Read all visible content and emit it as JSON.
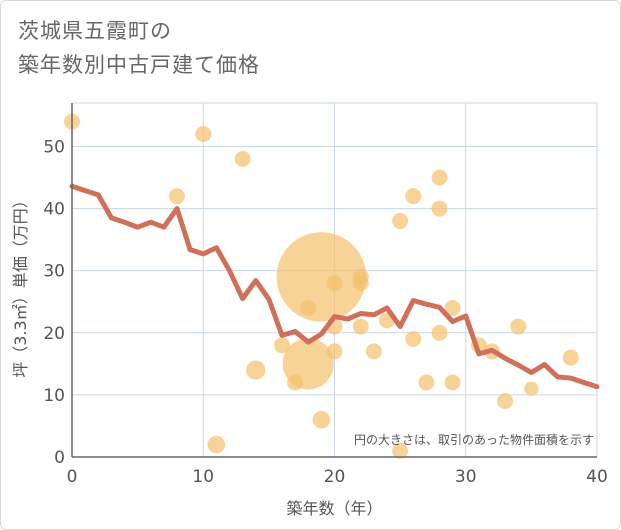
{
  "title": {
    "line1": "茨城県五霞町の",
    "line2": "築年数別中古戸建て価格"
  },
  "chart_data": {
    "type": "scatter",
    "xlabel": "築年数（年）",
    "ylabel": "坪（3.3㎡）単価（万円）",
    "xlim": [
      0,
      40
    ],
    "ylim": [
      0,
      57
    ],
    "xticks": [
      0,
      10,
      20,
      30,
      40
    ],
    "yticks": [
      0,
      10,
      20,
      30,
      40,
      50
    ],
    "grid": true,
    "note": "円の大きさは、取引のあった物件面積を示す",
    "colors": {
      "bubble": "#f5c06b",
      "line": "#d0705a",
      "grid": "#c9d6e6",
      "axis": "#666666"
    },
    "points": [
      {
        "x": 0,
        "y": 54,
        "size": 1
      },
      {
        "x": 8,
        "y": 42,
        "size": 1
      },
      {
        "x": 10,
        "y": 52,
        "size": 1
      },
      {
        "x": 11,
        "y": 2,
        "size": 1.1
      },
      {
        "x": 13,
        "y": 48,
        "size": 1
      },
      {
        "x": 14,
        "y": 14,
        "size": 1.2
      },
      {
        "x": 16,
        "y": 18,
        "size": 1
      },
      {
        "x": 17,
        "y": 12,
        "size": 1
      },
      {
        "x": 18,
        "y": 24,
        "size": 1
      },
      {
        "x": 18,
        "y": 15,
        "size": 3.2
      },
      {
        "x": 19,
        "y": 29,
        "size": 5.6
      },
      {
        "x": 19,
        "y": 6,
        "size": 1.1
      },
      {
        "x": 20,
        "y": 28,
        "size": 1
      },
      {
        "x": 20,
        "y": 21,
        "size": 1
      },
      {
        "x": 20,
        "y": 17,
        "size": 1
      },
      {
        "x": 22,
        "y": 29,
        "size": 1
      },
      {
        "x": 22,
        "y": 28,
        "size": 1
      },
      {
        "x": 22,
        "y": 21,
        "size": 1
      },
      {
        "x": 23,
        "y": 17,
        "size": 1
      },
      {
        "x": 24,
        "y": 22,
        "size": 1
      },
      {
        "x": 25,
        "y": 38,
        "size": 1
      },
      {
        "x": 25,
        "y": 1,
        "size": 1
      },
      {
        "x": 26,
        "y": 42,
        "size": 1
      },
      {
        "x": 26,
        "y": 19,
        "size": 1
      },
      {
        "x": 27,
        "y": 12,
        "size": 1
      },
      {
        "x": 28,
        "y": 45,
        "size": 1
      },
      {
        "x": 28,
        "y": 40,
        "size": 1
      },
      {
        "x": 28,
        "y": 20,
        "size": 1
      },
      {
        "x": 29,
        "y": 24,
        "size": 1
      },
      {
        "x": 29,
        "y": 12,
        "size": 1
      },
      {
        "x": 31,
        "y": 18,
        "size": 1
      },
      {
        "x": 32,
        "y": 17,
        "size": 1
      },
      {
        "x": 33,
        "y": 9,
        "size": 1
      },
      {
        "x": 34,
        "y": 21,
        "size": 1
      },
      {
        "x": 35,
        "y": 11,
        "size": 0.9
      },
      {
        "x": 38,
        "y": 16,
        "size": 1
      }
    ],
    "trend": {
      "x": [
        0,
        1,
        2,
        3,
        4,
        5,
        6,
        7,
        8,
        9,
        10,
        11,
        12,
        13,
        14,
        15,
        16,
        17,
        18,
        19,
        20,
        21,
        22,
        23,
        24,
        25,
        26,
        27,
        28,
        29,
        30,
        31,
        32,
        33,
        34,
        35,
        36,
        37,
        38,
        39,
        40
      ],
      "y": [
        43.6,
        42.9,
        42.2,
        38.5,
        37.8,
        37.0,
        37.8,
        37.0,
        40.0,
        33.4,
        32.7,
        33.7,
        30.0,
        25.5,
        28.4,
        25.4,
        19.6,
        20.2,
        18.5,
        19.8,
        22.6,
        22.2,
        23.1,
        22.9,
        24.0,
        21.0,
        25.2,
        24.6,
        24.1,
        21.8,
        22.7,
        16.6,
        17.2,
        15.9,
        14.8,
        13.6,
        14.9,
        12.9,
        12.7,
        12.0,
        11.3
      ]
    }
  }
}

* * *

§ SHORT TASK
Output the entries above exactly. Drop the pictures.

§ THE REPLY
Read all visible content and emit it as JSON.
{
  "title": {
    "line1": "茨城県五霞町の",
    "line2": "築年数別中古戸建て価格"
  },
  "chart_data": {
    "type": "scatter",
    "xlabel": "築年数（年）",
    "ylabel": "坪（3.3㎡）単価（万円）",
    "xlim": [
      0,
      40
    ],
    "ylim": [
      0,
      57
    ],
    "xticks": [
      0,
      10,
      20,
      30,
      40
    ],
    "yticks": [
      0,
      10,
      20,
      30,
      40,
      50
    ],
    "grid": true,
    "note": "円の大きさは、取引のあった物件面積を示す",
    "colors": {
      "bubble": "#f5c06b",
      "line": "#d0705a",
      "grid": "#c9d6e6",
      "axis": "#666666"
    },
    "points": [
      {
        "x": 0,
        "y": 54,
        "size": 1
      },
      {
        "x": 8,
        "y": 42,
        "size": 1
      },
      {
        "x": 10,
        "y": 52,
        "size": 1
      },
      {
        "x": 11,
        "y": 2,
        "size": 1.1
      },
      {
        "x": 13,
        "y": 48,
        "size": 1
      },
      {
        "x": 14,
        "y": 14,
        "size": 1.2
      },
      {
        "x": 16,
        "y": 18,
        "size": 1
      },
      {
        "x": 17,
        "y": 12,
        "size": 1
      },
      {
        "x": 18,
        "y": 24,
        "size": 1
      },
      {
        "x": 18,
        "y": 15,
        "size": 3.2
      },
      {
        "x": 19,
        "y": 29,
        "size": 5.6
      },
      {
        "x": 19,
        "y": 6,
        "size": 1.1
      },
      {
        "x": 20,
        "y": 28,
        "size": 1
      },
      {
        "x": 20,
        "y": 21,
        "size": 1
      },
      {
        "x": 20,
        "y": 17,
        "size": 1
      },
      {
        "x": 22,
        "y": 29,
        "size": 1
      },
      {
        "x": 22,
        "y": 28,
        "size": 1
      },
      {
        "x": 22,
        "y": 21,
        "size": 1
      },
      {
        "x": 23,
        "y": 17,
        "size": 1
      },
      {
        "x": 24,
        "y": 22,
        "size": 1
      },
      {
        "x": 25,
        "y": 38,
        "size": 1
      },
      {
        "x": 25,
        "y": 1,
        "size": 1
      },
      {
        "x": 26,
        "y": 42,
        "size": 1
      },
      {
        "x": 26,
        "y": 19,
        "size": 1
      },
      {
        "x": 27,
        "y": 12,
        "size": 1
      },
      {
        "x": 28,
        "y": 45,
        "size": 1
      },
      {
        "x": 28,
        "y": 40,
        "size": 1
      },
      {
        "x": 28,
        "y": 20,
        "size": 1
      },
      {
        "x": 29,
        "y": 24,
        "size": 1
      },
      {
        "x": 29,
        "y": 12,
        "size": 1
      },
      {
        "x": 31,
        "y": 18,
        "size": 1
      },
      {
        "x": 32,
        "y": 17,
        "size": 1
      },
      {
        "x": 33,
        "y": 9,
        "size": 1
      },
      {
        "x": 34,
        "y": 21,
        "size": 1
      },
      {
        "x": 35,
        "y": 11,
        "size": 0.9
      },
      {
        "x": 38,
        "y": 16,
        "size": 1
      }
    ],
    "trend": {
      "x": [
        0,
        1,
        2,
        3,
        4,
        5,
        6,
        7,
        8,
        9,
        10,
        11,
        12,
        13,
        14,
        15,
        16,
        17,
        18,
        19,
        20,
        21,
        22,
        23,
        24,
        25,
        26,
        27,
        28,
        29,
        30,
        31,
        32,
        33,
        34,
        35,
        36,
        37,
        38,
        39,
        40
      ],
      "y": [
        43.6,
        42.9,
        42.2,
        38.5,
        37.8,
        37.0,
        37.8,
        37.0,
        40.0,
        33.4,
        32.7,
        33.7,
        30.0,
        25.5,
        28.4,
        25.4,
        19.6,
        20.2,
        18.5,
        19.8,
        22.6,
        22.2,
        23.1,
        22.9,
        24.0,
        21.0,
        25.2,
        24.6,
        24.1,
        21.8,
        22.7,
        16.6,
        17.2,
        15.9,
        14.8,
        13.6,
        14.9,
        12.9,
        12.7,
        12.0,
        11.3
      ]
    }
  }
}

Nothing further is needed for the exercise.